** SET EXERCISE **
Of the lines below, count those containing the word "закупки". Reply with the number alone.

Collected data
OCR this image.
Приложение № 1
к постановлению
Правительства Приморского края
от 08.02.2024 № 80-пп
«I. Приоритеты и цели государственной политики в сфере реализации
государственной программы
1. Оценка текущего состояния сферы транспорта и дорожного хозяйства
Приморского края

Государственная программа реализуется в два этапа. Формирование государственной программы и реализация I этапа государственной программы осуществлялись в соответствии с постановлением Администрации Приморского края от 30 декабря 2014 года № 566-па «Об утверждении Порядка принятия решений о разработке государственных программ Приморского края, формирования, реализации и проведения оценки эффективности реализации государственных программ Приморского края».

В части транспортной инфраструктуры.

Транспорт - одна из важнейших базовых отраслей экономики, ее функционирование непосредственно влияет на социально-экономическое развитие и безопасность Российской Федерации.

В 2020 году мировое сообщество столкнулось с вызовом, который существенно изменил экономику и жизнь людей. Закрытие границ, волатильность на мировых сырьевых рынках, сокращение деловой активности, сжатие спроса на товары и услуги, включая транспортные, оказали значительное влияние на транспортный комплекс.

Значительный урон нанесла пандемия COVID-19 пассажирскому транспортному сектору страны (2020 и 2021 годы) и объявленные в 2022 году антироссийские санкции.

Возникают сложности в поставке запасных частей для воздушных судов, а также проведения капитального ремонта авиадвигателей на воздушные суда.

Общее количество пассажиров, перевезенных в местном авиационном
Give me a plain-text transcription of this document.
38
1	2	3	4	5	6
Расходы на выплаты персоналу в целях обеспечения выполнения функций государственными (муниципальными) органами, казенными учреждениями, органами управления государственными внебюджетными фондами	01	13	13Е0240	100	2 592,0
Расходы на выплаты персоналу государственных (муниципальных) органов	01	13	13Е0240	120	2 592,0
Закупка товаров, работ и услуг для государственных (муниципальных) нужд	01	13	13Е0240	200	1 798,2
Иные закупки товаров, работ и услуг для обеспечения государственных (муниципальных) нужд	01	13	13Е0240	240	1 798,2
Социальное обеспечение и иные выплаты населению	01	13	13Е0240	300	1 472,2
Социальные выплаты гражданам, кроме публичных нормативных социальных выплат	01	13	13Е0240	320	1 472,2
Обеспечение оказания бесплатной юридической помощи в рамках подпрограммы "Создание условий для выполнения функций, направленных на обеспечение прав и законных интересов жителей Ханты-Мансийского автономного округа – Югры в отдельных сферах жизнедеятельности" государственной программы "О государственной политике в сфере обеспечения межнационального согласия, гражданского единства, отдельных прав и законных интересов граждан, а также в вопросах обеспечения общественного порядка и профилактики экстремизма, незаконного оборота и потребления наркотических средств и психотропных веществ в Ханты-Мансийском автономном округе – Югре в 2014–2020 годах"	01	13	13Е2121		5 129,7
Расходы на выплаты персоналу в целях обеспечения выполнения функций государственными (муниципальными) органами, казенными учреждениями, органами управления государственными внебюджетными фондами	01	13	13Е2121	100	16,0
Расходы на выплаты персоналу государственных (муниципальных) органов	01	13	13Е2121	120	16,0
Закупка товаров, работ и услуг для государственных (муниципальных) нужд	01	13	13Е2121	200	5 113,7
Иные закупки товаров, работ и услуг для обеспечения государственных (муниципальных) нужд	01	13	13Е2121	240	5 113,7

** OUTPUT FOR THIS EXERCISE **
2